Direction: Check each line of the listing below for the word "COURT" and say how many lines have it. Nothing else should be written.

─── Provided material

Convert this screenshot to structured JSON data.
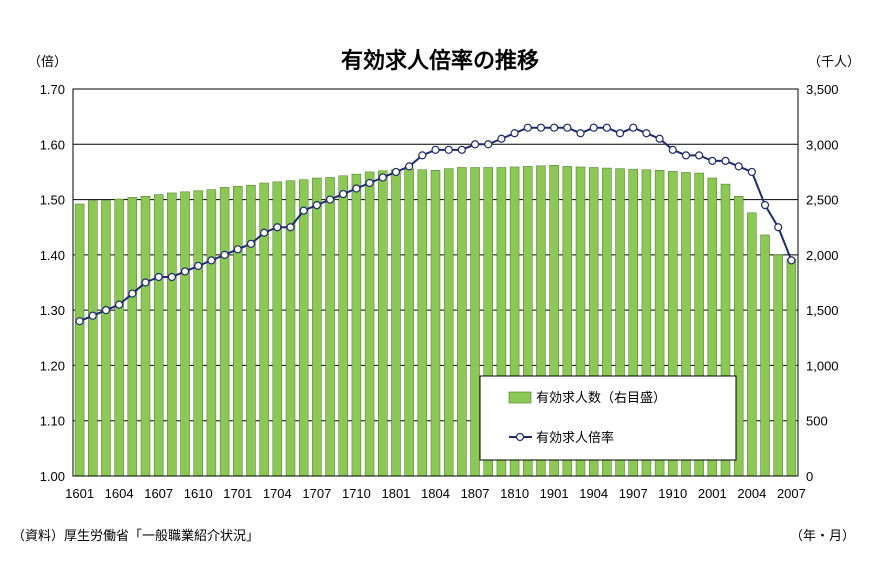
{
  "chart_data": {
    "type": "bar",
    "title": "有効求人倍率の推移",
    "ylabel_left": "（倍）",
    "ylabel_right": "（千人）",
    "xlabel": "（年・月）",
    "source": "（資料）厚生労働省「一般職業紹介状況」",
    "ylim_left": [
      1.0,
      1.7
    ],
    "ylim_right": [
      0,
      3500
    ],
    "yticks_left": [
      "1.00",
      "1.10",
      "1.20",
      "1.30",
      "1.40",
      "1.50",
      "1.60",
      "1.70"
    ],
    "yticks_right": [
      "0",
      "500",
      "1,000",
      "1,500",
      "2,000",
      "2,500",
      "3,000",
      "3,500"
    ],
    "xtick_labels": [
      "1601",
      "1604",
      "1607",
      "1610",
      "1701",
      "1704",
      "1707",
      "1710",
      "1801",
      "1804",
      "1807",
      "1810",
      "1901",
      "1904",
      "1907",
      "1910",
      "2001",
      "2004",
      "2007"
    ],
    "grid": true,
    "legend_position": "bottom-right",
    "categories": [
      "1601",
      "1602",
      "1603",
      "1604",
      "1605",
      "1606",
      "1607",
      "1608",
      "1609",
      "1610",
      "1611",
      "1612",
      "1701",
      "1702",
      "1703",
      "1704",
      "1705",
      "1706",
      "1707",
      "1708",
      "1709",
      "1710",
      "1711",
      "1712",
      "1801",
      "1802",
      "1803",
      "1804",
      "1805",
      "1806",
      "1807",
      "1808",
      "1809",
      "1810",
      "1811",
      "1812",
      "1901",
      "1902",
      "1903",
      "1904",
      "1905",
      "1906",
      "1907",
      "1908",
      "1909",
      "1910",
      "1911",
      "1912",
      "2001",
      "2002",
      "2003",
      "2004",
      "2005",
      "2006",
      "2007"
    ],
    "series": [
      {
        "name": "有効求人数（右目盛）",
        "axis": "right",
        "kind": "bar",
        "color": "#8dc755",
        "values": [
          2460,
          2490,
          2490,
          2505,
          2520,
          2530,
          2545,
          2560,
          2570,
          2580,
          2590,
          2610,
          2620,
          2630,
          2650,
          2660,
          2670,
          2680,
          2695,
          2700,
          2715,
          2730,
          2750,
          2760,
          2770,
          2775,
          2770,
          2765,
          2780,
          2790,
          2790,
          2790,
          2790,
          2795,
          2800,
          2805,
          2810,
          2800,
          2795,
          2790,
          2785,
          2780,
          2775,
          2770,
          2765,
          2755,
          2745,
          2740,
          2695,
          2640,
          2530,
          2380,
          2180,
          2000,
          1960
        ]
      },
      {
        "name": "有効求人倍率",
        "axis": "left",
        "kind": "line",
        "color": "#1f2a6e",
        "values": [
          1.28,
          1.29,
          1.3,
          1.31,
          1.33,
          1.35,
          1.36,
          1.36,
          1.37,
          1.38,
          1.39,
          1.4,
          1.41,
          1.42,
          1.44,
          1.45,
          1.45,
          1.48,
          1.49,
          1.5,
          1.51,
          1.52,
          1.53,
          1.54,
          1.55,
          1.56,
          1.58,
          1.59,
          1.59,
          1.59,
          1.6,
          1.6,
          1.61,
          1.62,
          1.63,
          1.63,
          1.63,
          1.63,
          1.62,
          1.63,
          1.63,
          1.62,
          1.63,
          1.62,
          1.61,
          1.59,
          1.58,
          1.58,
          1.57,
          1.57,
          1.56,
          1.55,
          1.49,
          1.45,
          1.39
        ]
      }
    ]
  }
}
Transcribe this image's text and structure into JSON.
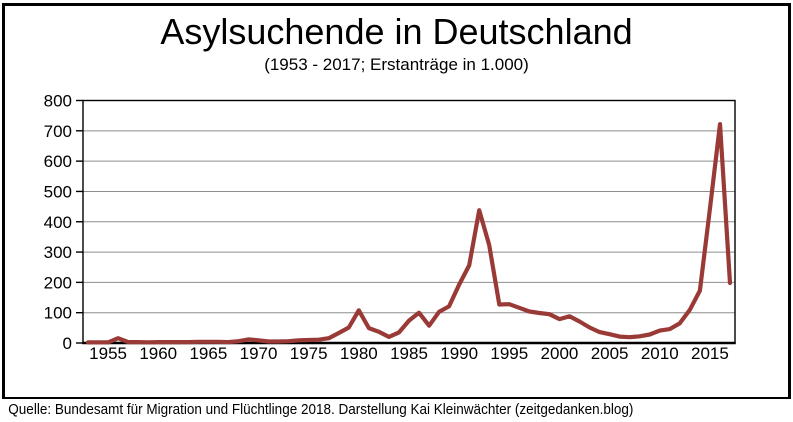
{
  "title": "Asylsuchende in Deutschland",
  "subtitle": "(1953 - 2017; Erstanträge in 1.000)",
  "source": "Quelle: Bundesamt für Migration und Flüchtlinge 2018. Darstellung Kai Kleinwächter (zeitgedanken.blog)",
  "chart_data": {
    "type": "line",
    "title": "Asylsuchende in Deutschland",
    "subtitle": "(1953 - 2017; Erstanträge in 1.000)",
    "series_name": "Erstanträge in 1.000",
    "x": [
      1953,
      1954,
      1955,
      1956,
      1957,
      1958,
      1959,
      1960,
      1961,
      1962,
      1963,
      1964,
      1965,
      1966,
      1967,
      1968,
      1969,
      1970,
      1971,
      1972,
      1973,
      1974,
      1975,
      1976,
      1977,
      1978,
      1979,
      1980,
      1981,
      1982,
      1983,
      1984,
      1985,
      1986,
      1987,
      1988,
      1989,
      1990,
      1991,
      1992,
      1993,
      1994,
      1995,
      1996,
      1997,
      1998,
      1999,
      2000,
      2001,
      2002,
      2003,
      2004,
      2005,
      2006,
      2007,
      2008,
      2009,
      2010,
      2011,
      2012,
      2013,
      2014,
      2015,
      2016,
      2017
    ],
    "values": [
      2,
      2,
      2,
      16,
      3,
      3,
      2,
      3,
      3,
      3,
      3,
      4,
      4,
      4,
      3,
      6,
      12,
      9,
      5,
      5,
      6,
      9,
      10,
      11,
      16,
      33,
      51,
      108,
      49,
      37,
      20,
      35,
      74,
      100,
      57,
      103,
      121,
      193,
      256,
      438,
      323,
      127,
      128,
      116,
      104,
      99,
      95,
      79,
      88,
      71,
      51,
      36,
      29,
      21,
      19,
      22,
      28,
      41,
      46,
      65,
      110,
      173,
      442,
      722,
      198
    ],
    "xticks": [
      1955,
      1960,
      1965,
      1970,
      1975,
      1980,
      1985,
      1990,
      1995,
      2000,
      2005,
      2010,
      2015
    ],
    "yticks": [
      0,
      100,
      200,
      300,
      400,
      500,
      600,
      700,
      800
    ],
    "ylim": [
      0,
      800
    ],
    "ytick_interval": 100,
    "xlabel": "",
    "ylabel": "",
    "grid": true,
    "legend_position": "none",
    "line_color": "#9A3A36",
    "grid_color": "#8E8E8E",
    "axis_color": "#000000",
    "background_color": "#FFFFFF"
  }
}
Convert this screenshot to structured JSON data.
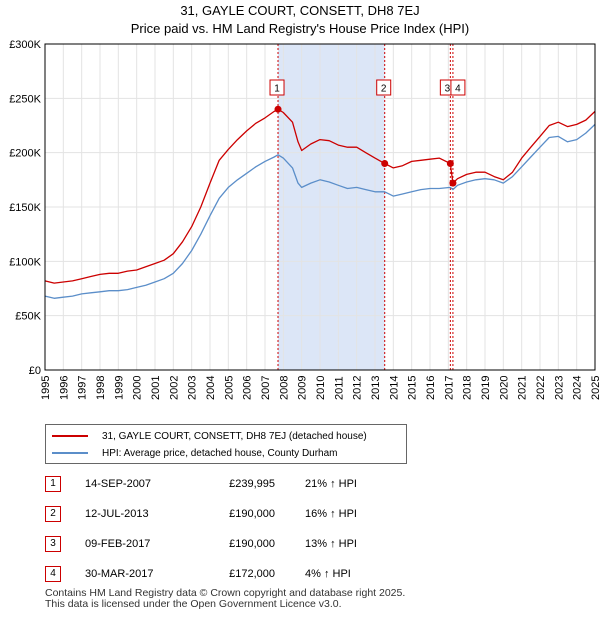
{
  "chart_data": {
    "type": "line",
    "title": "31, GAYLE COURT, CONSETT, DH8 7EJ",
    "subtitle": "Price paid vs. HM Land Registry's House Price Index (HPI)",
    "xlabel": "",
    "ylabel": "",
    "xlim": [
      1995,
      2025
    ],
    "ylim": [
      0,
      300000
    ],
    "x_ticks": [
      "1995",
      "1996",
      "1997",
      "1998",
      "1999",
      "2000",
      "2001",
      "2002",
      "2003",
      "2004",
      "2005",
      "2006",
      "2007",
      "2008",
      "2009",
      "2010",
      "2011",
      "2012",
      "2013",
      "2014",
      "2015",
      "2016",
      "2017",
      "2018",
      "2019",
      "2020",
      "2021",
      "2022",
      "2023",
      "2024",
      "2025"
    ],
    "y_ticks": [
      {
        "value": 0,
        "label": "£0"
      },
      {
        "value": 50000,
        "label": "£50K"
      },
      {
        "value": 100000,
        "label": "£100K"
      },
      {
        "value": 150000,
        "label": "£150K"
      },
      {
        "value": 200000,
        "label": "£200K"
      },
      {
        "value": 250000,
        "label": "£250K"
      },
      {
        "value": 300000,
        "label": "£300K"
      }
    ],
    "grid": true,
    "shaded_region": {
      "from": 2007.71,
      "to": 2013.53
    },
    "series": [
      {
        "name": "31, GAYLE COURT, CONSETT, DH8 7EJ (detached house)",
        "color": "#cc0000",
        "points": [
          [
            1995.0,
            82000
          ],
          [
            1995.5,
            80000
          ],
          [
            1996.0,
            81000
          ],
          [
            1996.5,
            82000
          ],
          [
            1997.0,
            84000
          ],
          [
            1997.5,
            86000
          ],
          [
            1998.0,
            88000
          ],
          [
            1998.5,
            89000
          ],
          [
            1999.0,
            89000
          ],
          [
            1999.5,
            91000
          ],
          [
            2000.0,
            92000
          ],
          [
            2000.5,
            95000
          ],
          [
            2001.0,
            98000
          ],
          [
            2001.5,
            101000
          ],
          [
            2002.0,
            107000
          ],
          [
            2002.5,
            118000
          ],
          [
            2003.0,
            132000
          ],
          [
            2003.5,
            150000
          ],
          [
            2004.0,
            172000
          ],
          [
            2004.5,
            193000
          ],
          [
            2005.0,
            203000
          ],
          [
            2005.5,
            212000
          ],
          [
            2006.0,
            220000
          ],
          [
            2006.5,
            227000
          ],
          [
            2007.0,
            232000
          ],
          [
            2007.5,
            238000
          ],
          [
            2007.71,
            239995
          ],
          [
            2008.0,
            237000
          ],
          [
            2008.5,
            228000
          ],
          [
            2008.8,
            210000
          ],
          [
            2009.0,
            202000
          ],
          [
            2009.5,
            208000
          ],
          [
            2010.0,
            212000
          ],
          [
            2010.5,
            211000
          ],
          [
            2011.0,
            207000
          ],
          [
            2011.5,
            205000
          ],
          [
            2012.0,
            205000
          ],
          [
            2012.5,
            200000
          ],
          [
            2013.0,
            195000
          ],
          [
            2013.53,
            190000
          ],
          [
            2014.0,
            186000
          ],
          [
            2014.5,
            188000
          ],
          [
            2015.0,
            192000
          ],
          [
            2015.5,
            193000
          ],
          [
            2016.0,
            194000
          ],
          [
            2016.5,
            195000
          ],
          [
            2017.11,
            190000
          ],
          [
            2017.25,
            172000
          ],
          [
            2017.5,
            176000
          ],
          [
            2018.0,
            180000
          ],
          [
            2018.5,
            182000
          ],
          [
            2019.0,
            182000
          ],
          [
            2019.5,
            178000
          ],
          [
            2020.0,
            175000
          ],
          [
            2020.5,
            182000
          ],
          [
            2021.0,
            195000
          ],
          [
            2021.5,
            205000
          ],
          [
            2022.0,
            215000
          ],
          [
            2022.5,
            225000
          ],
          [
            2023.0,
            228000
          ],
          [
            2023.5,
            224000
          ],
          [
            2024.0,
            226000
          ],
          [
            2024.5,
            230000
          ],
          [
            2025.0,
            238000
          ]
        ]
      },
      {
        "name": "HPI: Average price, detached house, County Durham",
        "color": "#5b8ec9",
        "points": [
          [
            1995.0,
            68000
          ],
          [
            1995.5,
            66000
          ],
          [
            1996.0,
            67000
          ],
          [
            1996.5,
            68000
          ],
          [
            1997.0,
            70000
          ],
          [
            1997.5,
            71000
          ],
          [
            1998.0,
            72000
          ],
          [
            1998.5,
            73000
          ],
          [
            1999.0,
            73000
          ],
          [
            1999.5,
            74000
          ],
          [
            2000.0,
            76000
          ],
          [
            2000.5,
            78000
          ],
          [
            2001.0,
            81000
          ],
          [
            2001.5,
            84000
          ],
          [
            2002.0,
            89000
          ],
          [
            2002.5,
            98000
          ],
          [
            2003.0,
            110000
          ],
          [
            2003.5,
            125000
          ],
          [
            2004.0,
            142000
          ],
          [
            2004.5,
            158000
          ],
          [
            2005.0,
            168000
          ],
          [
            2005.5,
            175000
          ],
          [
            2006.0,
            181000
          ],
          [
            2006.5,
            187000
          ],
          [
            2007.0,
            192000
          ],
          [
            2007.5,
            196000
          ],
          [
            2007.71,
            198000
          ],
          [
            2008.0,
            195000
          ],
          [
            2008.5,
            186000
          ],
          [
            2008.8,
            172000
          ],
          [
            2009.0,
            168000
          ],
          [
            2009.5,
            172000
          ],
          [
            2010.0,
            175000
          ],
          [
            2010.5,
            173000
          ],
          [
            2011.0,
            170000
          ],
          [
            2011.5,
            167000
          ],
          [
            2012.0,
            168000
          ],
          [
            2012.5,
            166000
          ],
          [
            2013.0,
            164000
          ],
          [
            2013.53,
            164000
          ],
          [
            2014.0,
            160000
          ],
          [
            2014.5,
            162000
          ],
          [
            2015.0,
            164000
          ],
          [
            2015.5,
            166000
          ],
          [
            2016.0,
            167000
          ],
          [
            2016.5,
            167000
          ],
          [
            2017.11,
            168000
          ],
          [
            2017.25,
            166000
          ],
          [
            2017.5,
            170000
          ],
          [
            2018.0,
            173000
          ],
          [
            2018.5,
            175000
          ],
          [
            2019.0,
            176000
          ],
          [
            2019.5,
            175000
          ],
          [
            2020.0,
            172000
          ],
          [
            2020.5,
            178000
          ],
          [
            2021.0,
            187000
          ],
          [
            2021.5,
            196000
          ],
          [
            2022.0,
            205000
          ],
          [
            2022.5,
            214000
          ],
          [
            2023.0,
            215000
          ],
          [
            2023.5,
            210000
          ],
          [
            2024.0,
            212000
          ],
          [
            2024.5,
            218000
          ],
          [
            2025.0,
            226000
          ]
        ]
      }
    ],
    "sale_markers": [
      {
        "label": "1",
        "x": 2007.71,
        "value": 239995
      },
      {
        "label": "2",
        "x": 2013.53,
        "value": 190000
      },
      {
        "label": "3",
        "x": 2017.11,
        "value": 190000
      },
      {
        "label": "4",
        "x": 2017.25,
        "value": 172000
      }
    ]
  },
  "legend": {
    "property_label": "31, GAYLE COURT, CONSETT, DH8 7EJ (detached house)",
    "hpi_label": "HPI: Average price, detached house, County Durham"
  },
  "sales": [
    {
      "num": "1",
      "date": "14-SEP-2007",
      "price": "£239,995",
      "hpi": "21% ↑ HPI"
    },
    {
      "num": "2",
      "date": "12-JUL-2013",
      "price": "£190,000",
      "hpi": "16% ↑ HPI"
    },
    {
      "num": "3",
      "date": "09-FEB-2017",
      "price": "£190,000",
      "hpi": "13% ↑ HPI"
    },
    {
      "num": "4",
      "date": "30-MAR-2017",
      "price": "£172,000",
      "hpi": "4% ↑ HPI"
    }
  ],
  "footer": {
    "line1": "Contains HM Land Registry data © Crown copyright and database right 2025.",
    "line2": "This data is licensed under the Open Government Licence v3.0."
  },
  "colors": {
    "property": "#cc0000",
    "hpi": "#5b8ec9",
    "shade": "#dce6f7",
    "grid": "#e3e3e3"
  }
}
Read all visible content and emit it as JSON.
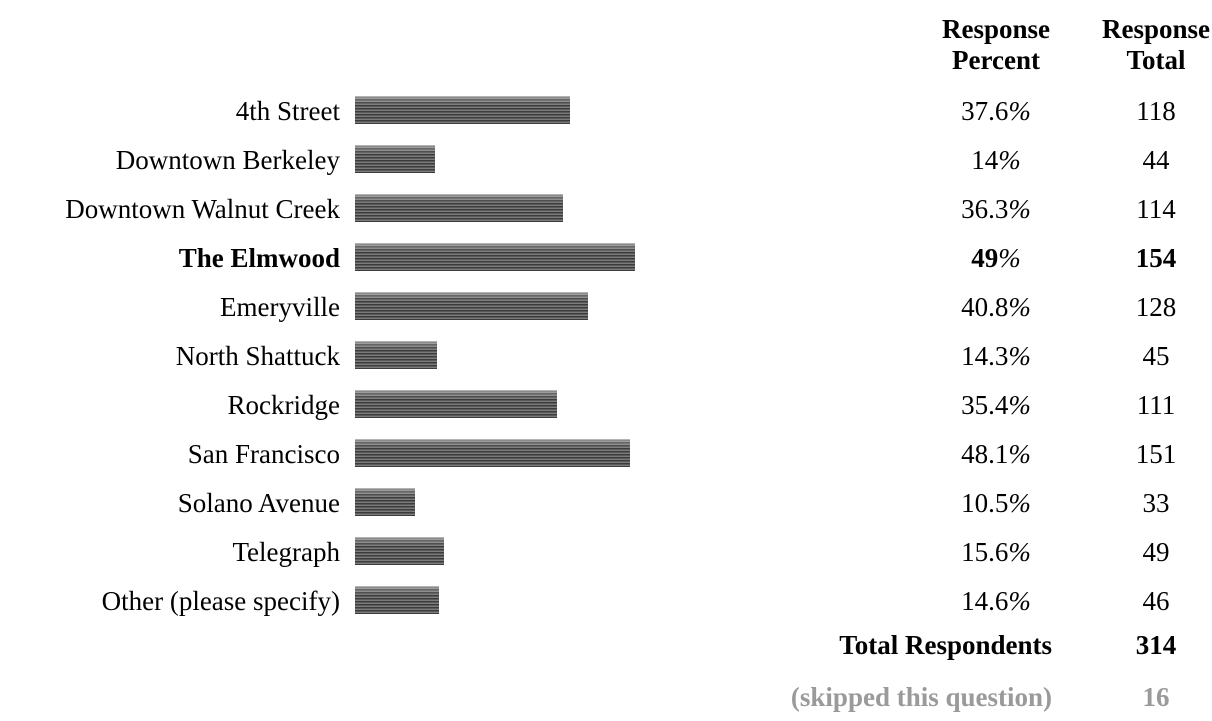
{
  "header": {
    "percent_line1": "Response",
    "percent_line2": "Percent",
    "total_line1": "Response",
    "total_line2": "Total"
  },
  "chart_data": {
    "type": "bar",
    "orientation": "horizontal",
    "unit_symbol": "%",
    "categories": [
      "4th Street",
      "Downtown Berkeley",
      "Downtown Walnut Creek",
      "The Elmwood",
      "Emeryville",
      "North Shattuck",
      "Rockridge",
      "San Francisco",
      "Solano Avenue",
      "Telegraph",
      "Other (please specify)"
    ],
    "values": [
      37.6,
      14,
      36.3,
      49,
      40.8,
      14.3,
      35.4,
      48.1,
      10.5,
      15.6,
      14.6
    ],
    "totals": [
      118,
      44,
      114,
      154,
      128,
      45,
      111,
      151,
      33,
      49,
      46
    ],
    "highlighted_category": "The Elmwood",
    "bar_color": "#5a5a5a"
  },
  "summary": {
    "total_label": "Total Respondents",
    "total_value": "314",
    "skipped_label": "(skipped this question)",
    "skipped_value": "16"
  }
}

──────

Output below: 3